Records from a data collection:
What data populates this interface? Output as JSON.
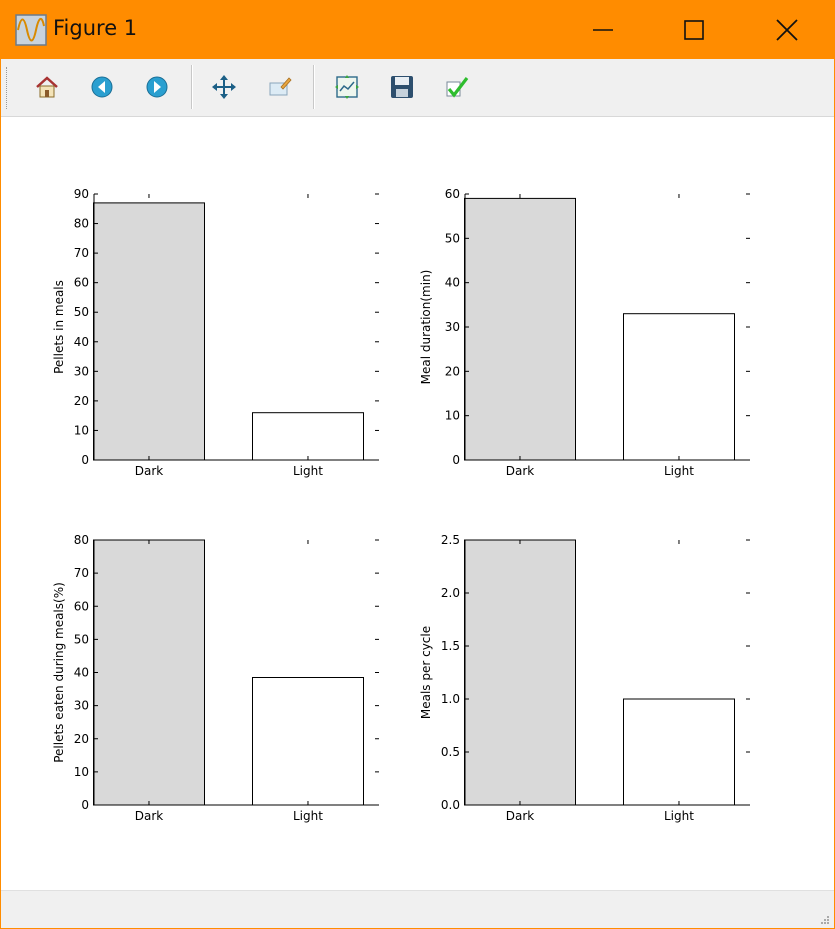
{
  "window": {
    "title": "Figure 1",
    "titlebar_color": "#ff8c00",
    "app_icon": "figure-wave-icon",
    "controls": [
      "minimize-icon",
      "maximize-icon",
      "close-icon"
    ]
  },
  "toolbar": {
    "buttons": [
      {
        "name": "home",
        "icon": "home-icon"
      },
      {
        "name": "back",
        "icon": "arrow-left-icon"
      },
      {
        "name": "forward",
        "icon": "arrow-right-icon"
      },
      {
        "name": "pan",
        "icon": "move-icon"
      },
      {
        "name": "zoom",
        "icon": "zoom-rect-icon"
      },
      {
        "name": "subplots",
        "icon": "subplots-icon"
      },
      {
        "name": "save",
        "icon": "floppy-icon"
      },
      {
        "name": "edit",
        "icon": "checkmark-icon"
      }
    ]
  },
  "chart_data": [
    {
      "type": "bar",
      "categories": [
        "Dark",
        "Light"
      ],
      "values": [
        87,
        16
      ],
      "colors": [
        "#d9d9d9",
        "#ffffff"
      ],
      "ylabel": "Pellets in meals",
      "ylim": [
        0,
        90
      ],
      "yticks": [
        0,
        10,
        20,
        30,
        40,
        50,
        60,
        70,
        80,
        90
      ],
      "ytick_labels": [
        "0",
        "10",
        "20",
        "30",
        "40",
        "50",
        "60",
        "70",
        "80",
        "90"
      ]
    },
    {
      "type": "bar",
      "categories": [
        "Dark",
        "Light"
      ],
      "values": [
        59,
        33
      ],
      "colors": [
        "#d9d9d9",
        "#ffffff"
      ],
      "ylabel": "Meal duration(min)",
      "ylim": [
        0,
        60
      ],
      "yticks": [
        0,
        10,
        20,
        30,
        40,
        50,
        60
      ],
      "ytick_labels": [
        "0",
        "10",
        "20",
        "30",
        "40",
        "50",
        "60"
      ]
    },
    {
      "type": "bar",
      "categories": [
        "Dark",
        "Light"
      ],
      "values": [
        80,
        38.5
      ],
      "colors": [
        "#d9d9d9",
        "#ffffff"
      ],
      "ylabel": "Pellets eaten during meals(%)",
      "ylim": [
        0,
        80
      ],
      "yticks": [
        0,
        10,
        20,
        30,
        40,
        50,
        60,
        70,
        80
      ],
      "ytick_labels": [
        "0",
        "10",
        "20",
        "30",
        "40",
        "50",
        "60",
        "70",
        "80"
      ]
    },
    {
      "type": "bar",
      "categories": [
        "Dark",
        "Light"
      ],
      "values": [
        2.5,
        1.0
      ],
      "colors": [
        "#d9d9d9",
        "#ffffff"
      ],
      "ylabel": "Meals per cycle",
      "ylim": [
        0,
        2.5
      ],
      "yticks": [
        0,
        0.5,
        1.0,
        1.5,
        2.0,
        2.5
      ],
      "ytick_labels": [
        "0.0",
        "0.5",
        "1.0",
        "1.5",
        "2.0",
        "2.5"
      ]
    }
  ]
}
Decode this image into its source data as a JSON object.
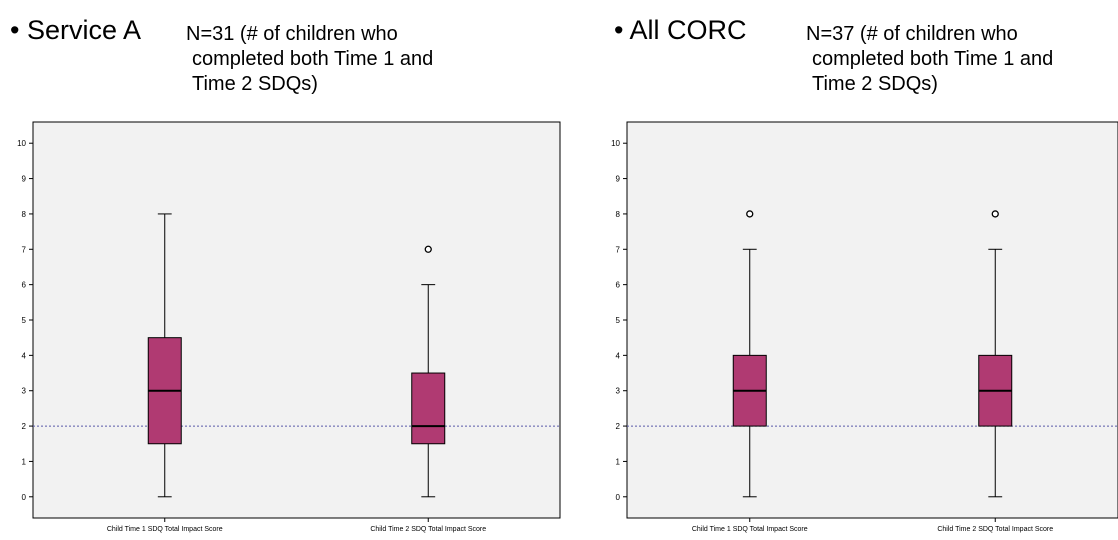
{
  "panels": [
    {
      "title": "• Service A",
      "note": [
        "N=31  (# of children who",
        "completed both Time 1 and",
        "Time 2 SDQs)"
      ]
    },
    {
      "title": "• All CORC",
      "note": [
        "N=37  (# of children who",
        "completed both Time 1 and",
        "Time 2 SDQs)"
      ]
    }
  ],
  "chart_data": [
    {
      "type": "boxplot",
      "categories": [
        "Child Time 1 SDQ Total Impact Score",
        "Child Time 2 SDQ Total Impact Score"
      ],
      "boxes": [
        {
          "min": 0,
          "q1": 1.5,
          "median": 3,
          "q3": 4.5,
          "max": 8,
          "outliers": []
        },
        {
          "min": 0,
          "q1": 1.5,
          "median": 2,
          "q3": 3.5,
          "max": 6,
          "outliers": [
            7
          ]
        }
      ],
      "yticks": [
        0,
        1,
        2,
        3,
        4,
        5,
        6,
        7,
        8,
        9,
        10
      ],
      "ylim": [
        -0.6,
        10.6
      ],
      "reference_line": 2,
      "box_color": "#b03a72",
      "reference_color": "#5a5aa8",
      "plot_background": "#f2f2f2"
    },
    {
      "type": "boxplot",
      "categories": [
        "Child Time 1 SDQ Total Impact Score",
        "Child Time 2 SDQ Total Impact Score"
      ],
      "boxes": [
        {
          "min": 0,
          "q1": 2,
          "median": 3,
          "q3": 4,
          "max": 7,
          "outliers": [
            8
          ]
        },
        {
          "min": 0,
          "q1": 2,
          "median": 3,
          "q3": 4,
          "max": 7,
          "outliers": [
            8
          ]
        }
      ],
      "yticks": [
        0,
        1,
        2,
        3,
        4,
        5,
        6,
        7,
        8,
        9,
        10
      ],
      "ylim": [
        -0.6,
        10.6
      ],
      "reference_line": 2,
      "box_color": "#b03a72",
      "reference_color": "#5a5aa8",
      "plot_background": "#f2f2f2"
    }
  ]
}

--

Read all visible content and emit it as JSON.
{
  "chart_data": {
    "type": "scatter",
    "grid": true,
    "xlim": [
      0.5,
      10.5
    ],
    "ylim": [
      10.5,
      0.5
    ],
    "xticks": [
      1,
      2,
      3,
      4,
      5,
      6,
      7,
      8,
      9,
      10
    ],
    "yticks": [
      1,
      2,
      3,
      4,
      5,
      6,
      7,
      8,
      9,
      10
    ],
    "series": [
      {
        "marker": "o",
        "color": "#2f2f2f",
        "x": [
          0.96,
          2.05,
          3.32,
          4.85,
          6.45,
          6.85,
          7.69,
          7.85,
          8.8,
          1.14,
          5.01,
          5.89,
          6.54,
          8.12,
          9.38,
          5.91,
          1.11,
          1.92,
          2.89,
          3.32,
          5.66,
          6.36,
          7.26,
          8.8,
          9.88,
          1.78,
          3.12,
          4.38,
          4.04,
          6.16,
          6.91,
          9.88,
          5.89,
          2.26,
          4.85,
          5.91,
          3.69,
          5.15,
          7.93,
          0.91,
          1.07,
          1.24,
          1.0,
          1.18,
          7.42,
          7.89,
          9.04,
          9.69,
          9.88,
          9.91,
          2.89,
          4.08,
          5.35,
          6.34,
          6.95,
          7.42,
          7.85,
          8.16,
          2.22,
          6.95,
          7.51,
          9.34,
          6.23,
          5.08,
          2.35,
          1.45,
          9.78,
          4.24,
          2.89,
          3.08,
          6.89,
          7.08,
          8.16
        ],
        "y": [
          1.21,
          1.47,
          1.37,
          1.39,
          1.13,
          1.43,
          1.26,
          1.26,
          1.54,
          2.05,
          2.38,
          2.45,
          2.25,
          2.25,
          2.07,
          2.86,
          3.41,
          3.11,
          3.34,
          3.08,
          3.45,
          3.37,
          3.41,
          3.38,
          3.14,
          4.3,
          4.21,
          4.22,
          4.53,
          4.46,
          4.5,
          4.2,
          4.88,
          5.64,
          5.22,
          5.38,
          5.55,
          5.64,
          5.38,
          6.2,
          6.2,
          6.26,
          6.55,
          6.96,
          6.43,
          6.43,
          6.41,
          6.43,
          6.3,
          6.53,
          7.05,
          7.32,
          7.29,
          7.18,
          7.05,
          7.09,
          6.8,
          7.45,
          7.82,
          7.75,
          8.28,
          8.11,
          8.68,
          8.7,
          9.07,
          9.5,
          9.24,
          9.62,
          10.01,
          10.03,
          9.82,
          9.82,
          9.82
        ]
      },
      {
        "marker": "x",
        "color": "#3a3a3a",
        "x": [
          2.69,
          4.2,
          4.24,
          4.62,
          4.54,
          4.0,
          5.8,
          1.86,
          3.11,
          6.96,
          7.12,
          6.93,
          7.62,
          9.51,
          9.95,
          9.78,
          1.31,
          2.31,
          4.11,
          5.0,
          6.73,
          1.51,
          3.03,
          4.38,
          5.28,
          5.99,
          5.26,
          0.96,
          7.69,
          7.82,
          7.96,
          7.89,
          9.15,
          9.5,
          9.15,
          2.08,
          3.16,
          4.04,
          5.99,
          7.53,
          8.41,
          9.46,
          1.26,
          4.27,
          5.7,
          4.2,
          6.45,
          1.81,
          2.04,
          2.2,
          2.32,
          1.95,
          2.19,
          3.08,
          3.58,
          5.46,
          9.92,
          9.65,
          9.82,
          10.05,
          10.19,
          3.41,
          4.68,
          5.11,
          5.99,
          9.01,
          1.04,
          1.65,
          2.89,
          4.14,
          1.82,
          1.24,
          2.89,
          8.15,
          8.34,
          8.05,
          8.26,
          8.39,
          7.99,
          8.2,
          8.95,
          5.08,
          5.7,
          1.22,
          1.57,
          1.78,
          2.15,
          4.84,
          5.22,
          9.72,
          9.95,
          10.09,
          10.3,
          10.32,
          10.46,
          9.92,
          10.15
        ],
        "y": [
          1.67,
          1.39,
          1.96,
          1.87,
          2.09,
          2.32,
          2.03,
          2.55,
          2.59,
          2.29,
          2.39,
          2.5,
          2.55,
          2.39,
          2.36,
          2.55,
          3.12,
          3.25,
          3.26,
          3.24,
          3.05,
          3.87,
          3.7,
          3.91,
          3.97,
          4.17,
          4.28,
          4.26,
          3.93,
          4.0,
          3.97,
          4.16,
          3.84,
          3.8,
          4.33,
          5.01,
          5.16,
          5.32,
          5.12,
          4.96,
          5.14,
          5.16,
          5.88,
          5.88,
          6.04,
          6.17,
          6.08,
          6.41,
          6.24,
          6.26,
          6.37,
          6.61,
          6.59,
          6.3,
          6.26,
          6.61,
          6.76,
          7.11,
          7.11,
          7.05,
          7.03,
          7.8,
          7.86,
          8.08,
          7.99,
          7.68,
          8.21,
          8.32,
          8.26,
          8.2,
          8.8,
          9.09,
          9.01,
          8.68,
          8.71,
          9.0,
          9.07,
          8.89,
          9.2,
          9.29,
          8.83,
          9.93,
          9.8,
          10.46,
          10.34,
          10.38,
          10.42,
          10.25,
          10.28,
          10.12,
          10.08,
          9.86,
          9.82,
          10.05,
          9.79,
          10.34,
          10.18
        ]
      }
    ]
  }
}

Work instructions: Write out every line of the listing that holds the word "arrow".

Answer:
        "icon": "arrow-left-icon"
        "icon": "arrow-right-icon"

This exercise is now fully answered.